- STATED PROBLEM -
Check every line in the records below for the word "name" and report how many have it, nothing more.

- RECORDS TO USE -
-- begin --

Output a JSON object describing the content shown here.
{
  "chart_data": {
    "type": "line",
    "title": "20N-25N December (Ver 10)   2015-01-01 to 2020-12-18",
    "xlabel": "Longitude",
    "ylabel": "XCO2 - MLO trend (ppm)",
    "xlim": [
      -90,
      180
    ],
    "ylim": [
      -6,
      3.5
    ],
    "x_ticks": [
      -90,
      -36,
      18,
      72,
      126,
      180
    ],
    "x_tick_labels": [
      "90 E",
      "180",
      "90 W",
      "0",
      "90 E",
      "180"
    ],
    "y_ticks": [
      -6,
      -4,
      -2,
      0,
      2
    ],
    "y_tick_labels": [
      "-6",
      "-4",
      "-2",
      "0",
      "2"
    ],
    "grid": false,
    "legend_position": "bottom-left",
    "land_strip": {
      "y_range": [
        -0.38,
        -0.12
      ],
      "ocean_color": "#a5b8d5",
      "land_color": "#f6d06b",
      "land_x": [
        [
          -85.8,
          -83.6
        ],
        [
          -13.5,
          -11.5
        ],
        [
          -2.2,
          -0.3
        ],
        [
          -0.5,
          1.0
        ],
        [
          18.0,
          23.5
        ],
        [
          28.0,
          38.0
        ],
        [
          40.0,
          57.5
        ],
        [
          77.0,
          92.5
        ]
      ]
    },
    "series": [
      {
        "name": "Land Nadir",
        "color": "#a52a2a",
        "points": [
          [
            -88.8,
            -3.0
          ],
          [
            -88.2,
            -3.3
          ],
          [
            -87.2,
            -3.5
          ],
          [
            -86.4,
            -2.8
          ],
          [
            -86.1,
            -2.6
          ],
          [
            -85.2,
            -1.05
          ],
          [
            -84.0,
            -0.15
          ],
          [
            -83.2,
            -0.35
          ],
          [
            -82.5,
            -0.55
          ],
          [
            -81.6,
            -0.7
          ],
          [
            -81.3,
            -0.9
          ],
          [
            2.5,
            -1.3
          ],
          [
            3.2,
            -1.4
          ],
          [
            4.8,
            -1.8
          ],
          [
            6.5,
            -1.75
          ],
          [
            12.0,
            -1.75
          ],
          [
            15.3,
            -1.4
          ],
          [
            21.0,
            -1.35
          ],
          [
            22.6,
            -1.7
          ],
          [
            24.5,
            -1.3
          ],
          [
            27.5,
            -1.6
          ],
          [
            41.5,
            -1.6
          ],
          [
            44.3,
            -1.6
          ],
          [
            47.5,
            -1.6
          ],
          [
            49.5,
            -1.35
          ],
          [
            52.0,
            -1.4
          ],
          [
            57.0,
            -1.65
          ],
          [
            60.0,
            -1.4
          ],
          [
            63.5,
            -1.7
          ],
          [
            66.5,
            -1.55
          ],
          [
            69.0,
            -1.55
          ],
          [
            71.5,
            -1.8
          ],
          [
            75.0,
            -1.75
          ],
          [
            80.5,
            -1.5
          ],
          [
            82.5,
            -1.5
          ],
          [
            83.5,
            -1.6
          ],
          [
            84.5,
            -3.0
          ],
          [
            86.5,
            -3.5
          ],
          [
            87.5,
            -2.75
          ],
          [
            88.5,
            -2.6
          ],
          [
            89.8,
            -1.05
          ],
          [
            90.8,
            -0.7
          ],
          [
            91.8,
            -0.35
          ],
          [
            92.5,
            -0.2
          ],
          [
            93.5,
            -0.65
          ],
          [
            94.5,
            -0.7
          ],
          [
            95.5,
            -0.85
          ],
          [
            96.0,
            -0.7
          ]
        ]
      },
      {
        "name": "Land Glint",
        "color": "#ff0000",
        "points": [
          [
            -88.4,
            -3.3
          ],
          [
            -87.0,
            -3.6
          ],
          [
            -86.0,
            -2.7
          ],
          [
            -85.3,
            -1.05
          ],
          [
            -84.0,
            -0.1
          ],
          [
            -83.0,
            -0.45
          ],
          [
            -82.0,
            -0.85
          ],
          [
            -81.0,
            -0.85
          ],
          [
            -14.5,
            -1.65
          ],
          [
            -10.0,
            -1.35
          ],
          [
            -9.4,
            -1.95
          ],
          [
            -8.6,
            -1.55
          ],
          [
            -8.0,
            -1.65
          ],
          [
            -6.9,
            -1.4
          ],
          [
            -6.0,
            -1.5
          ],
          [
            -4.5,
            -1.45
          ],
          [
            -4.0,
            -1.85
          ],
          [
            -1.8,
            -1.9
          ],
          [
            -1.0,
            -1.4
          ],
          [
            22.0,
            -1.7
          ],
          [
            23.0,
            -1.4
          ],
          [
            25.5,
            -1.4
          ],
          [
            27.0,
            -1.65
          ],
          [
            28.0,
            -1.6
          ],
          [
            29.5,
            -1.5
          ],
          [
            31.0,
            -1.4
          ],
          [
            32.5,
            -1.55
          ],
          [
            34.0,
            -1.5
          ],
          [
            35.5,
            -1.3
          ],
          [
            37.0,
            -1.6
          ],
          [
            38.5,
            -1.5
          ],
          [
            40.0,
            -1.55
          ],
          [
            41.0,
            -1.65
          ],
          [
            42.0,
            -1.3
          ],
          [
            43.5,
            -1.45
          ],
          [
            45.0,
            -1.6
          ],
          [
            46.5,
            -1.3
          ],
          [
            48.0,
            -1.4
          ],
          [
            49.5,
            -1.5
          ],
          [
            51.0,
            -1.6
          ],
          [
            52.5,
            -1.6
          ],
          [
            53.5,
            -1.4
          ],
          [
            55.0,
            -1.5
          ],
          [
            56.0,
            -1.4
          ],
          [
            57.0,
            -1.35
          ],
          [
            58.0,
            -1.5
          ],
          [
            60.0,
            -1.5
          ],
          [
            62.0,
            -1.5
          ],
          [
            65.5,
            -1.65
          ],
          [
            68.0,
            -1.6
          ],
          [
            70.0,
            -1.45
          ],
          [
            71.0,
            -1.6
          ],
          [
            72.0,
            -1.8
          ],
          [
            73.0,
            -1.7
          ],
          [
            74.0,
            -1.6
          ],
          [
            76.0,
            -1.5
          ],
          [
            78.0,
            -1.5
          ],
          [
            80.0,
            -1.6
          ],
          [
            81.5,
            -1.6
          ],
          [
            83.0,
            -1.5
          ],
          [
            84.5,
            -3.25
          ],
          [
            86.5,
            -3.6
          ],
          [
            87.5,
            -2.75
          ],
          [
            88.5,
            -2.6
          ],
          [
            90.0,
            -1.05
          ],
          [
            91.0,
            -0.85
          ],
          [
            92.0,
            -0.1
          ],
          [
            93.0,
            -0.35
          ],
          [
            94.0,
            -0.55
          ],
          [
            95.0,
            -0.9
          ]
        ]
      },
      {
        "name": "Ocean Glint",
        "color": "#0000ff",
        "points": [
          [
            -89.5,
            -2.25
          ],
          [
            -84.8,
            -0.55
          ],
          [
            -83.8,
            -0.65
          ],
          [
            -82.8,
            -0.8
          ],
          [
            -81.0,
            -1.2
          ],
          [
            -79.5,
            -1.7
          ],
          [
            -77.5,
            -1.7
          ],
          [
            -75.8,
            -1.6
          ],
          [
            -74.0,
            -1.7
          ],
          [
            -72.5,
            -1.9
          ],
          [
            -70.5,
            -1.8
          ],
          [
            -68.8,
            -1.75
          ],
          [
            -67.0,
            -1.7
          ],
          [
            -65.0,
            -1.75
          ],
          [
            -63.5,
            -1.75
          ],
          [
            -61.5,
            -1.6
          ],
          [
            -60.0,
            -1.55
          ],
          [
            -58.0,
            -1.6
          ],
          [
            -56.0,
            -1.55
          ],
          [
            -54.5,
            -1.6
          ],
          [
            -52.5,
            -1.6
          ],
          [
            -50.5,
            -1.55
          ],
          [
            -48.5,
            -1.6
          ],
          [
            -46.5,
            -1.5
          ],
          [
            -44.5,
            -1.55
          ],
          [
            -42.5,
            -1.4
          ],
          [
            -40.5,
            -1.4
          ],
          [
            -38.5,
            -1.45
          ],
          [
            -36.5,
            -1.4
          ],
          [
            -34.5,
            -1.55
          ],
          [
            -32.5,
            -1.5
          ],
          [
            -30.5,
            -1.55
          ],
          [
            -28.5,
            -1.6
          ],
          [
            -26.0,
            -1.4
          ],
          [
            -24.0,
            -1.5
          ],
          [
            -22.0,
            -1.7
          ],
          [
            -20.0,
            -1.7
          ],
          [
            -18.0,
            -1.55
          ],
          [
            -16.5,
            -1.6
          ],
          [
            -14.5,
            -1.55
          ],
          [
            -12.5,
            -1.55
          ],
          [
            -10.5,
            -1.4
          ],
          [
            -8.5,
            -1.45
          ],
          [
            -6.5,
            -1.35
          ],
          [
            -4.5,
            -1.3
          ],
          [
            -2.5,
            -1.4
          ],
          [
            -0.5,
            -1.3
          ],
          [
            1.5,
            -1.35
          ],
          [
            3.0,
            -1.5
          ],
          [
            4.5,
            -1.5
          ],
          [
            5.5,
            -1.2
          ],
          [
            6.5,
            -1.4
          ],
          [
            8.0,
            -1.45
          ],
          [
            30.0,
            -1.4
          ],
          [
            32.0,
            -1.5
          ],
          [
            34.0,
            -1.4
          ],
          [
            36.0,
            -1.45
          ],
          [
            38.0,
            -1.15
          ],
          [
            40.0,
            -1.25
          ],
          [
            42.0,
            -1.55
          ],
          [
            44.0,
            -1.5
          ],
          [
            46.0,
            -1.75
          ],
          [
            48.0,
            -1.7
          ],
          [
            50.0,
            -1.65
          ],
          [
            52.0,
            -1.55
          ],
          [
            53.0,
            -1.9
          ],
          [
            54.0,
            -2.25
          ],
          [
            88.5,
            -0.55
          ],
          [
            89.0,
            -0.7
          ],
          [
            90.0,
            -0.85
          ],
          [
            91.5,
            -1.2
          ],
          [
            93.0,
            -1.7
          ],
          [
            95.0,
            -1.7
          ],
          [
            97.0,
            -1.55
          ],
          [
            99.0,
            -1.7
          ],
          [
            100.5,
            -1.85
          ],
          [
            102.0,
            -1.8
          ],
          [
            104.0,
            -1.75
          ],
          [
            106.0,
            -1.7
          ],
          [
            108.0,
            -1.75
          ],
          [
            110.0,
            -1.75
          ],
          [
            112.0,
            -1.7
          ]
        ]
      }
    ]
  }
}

-- end --

- ANSWER TO THE EXERCISE -
3